Without including any images, reproduce each entry exactly.

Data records
● ● ● ●

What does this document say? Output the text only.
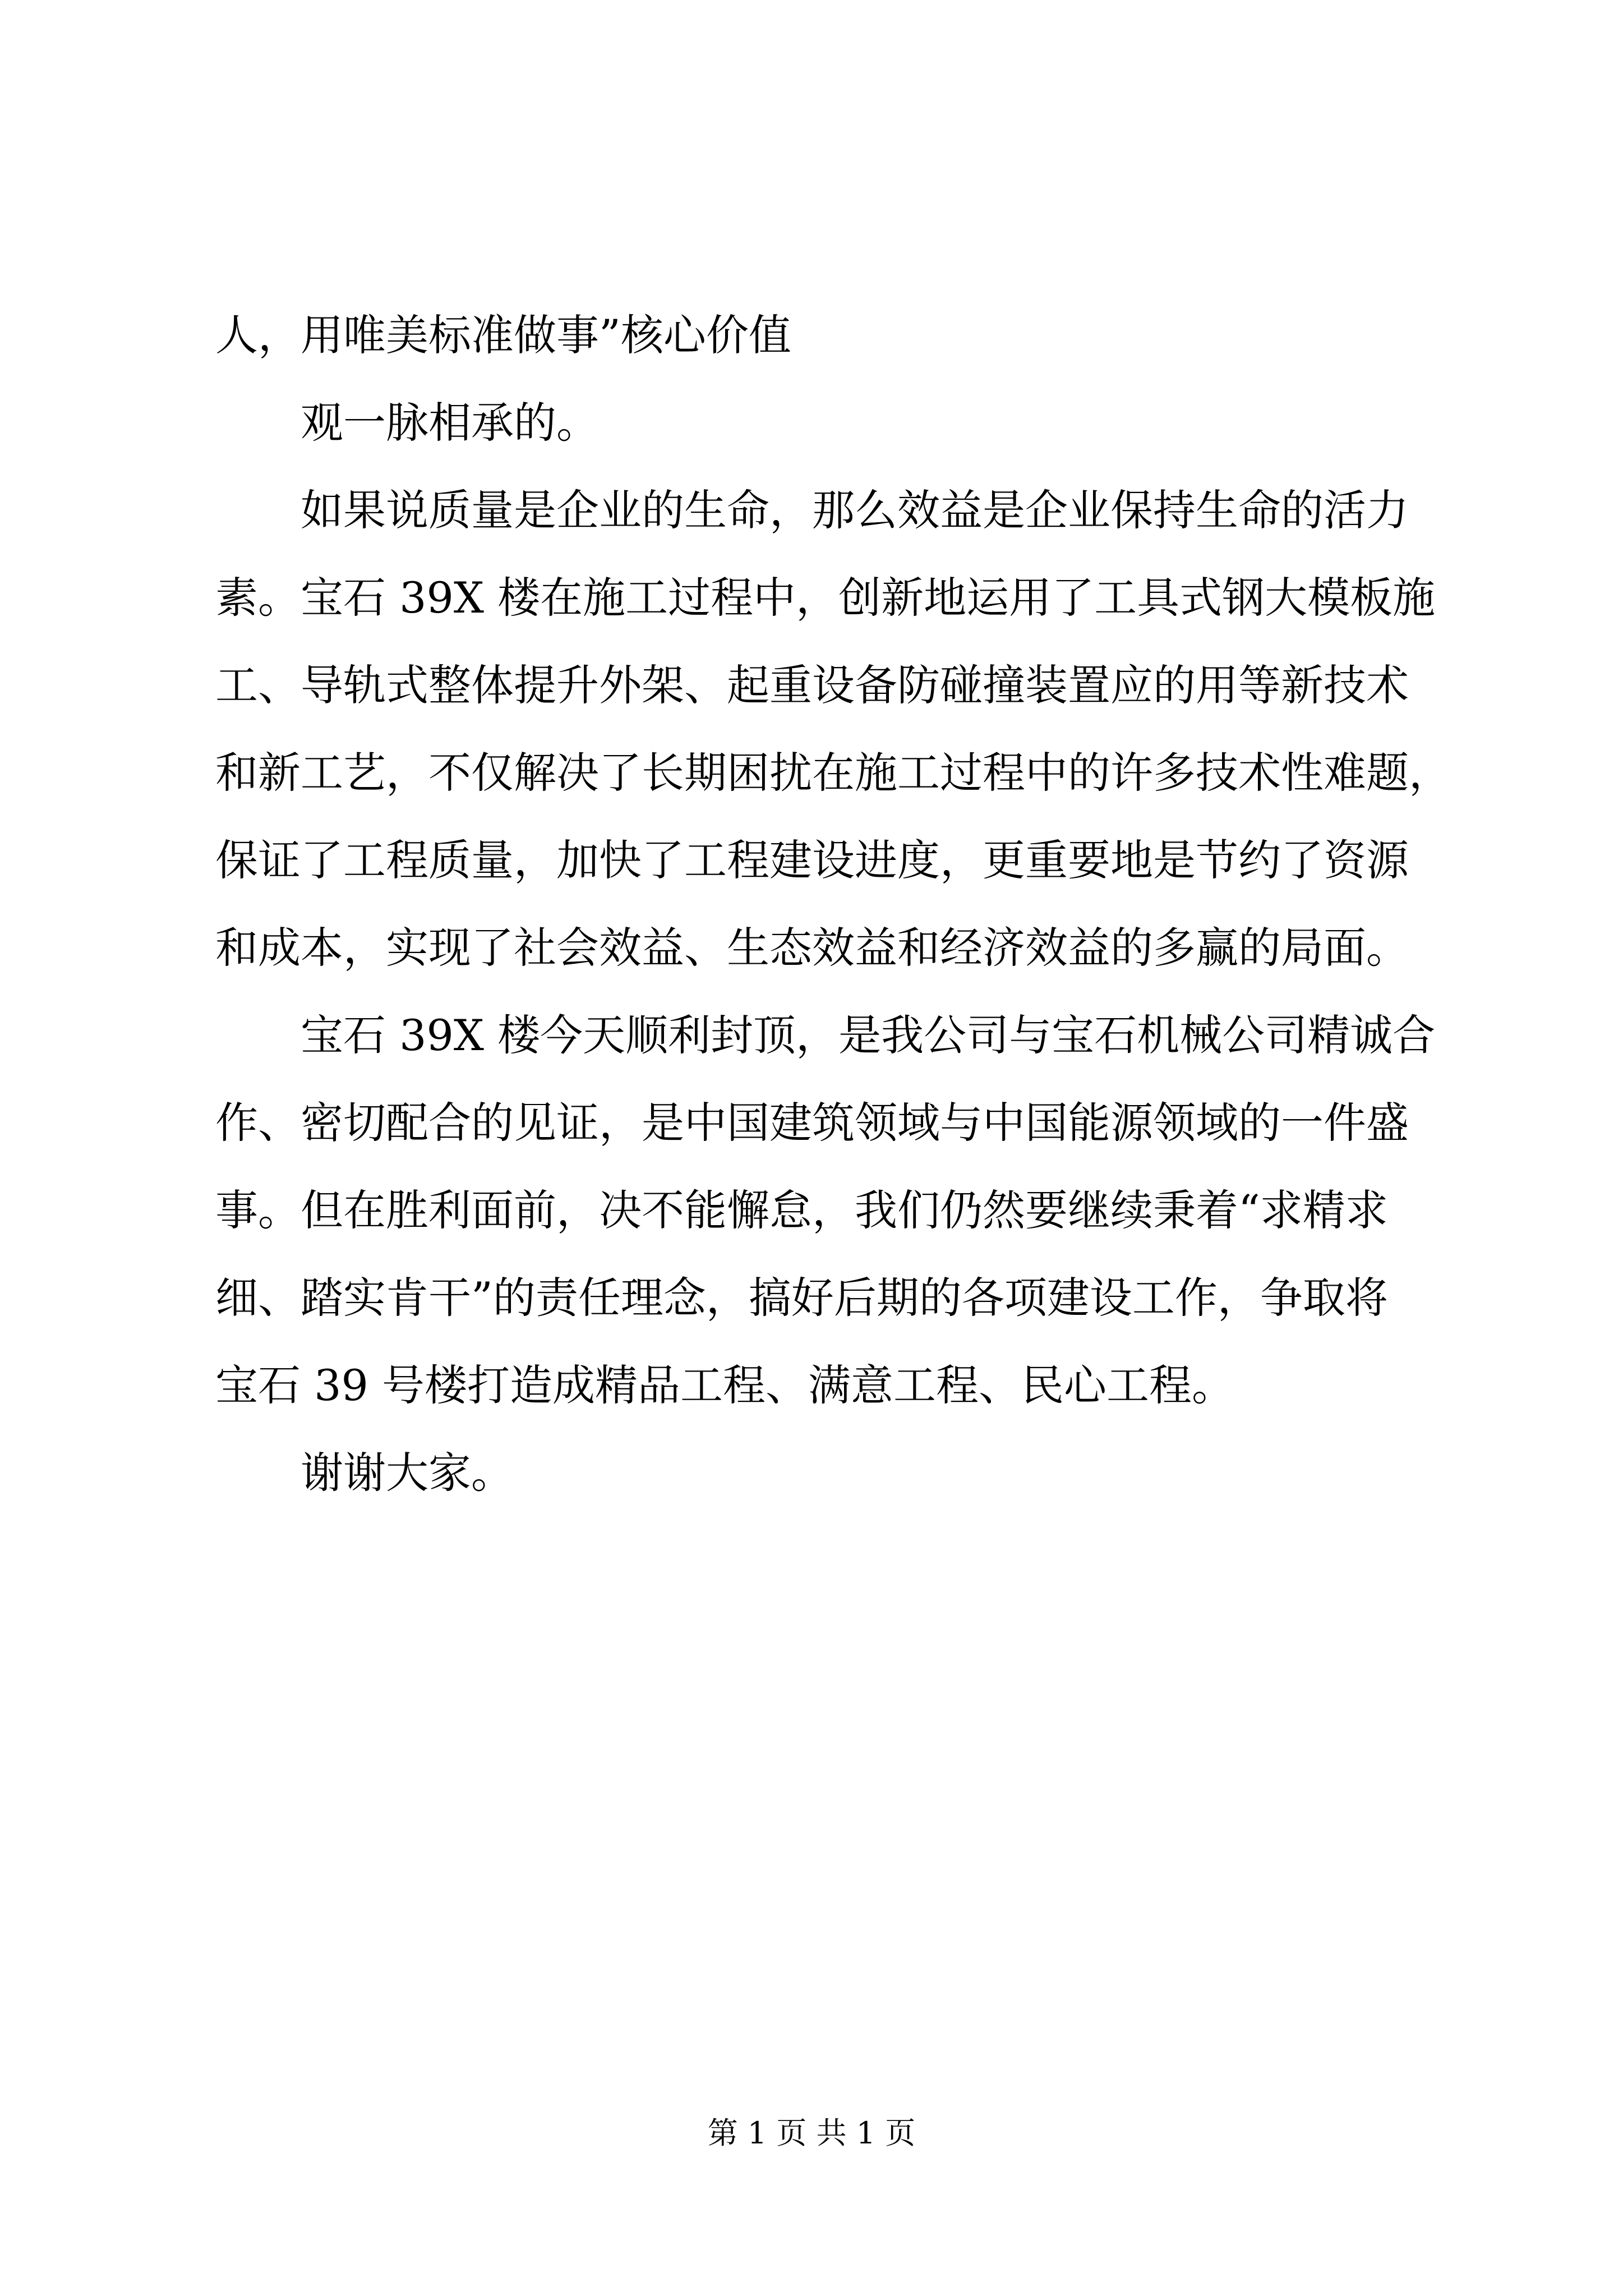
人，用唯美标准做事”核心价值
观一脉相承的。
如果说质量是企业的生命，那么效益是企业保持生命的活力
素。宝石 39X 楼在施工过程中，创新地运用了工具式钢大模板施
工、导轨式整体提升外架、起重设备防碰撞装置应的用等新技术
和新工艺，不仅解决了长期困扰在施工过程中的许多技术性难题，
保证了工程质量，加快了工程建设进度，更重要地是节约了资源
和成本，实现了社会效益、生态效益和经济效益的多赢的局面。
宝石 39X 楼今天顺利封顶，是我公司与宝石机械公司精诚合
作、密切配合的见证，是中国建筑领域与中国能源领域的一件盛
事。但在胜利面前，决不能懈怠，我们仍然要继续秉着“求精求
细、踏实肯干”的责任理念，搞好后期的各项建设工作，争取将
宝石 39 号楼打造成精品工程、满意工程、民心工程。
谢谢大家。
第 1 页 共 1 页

● ● ● ●

Final result »
What does this document say? Output the text only.
人，用唯美标准做事”核心价值
观一脉相承的。
如果说质量是企业的生命，那么效益是企业保持生命的活力
素。宝石 39X 楼在施工过程中，创新地运用了工具式钢大模板施
工、导轨式整体提升外架、起重设备防碰撞装置应的用等新技术
和新工艺，不仅解决了长期困扰在施工过程中的许多技术性难题，
保证了工程质量，加快了工程建设进度，更重要地是节约了资源
和成本，实现了社会效益、生态效益和经济效益的多赢的局面。
宝石 39X 楼今天顺利封顶，是我公司与宝石机械公司精诚合
作、密切配合的见证，是中国建筑领域与中国能源领域的一件盛
事。但在胜利面前，决不能懈怠，我们仍然要继续秉着“求精求
细、踏实肯干”的责任理念，搞好后期的各项建设工作，争取将
宝石 39 号楼打造成精品工程、满意工程、民心工程。
谢谢大家。
第 1 页 共 1 页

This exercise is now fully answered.